Directions for this task: All entries below are to be set down again, identical to the source.

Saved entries

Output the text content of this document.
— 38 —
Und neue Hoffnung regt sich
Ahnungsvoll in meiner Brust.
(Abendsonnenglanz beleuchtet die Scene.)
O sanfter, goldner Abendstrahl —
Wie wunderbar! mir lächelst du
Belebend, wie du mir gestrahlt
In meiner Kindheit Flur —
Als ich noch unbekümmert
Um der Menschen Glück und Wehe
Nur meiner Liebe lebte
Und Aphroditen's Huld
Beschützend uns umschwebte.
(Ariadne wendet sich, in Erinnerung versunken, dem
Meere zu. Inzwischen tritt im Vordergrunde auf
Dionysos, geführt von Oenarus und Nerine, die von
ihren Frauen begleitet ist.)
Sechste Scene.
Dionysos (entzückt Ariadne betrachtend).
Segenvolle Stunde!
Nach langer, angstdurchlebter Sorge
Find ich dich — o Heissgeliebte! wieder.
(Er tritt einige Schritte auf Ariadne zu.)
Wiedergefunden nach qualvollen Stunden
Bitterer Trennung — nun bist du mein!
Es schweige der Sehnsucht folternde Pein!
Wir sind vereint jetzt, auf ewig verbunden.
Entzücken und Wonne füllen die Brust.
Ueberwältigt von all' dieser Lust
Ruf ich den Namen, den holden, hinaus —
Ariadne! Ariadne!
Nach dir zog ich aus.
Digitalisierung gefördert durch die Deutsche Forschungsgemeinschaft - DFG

Answer:
Output the text content of this document.
— 38 —
Und neue Hoffnung regt sich
Ahnungsvoll in meiner Brust.
(Abendsonnenglanz beleuchtet die Scene.)
O sanfter, goldner Abendstrahl —
Wie wunderbar! mir lächelst du
Belebend, wie du mir gestrahlt
In meiner Kindheit Flur —
Als ich noch unbekümmert
Um der Menschen Glück und Wehe
Nur meiner Liebe lebte
Und Aphroditen's Huld
Beschützend uns umschwebte.
(Ariadne wendet sich, in Erinnerung versunken, dem
Meere zu. Inzwischen tritt im Vordergrunde auf
Dionysos, geführt von Oenarus und Nerine, die von
ihren Frauen begleitet ist.)
Sechste Scene.
Dionysos (entzückt Ariadne betrachtend).
Segenvolle Stunde!
Nach langer, angstdurchlebter Sorge
Find ich dich — o Heissgeliebte! wieder.
(Er tritt einige Schritte auf Ariadne zu.)
Wiedergefunden nach qualvollen Stunden
Bitterer Trennung — nun bist du mein!
Es schweige der Sehnsucht folternde Pein!
Wir sind vereint jetzt, auf ewig verbunden.
Entzücken und Wonne füllen die Brust.
Ueberwältigt von all' dieser Lust
Ruf ich den Namen, den holden, hinaus —
Ariadne! Ariadne!
Nach dir zog ich aus.
Digitalisierung gefördert durch die Deutsche Forschungsgemeinschaft - DFG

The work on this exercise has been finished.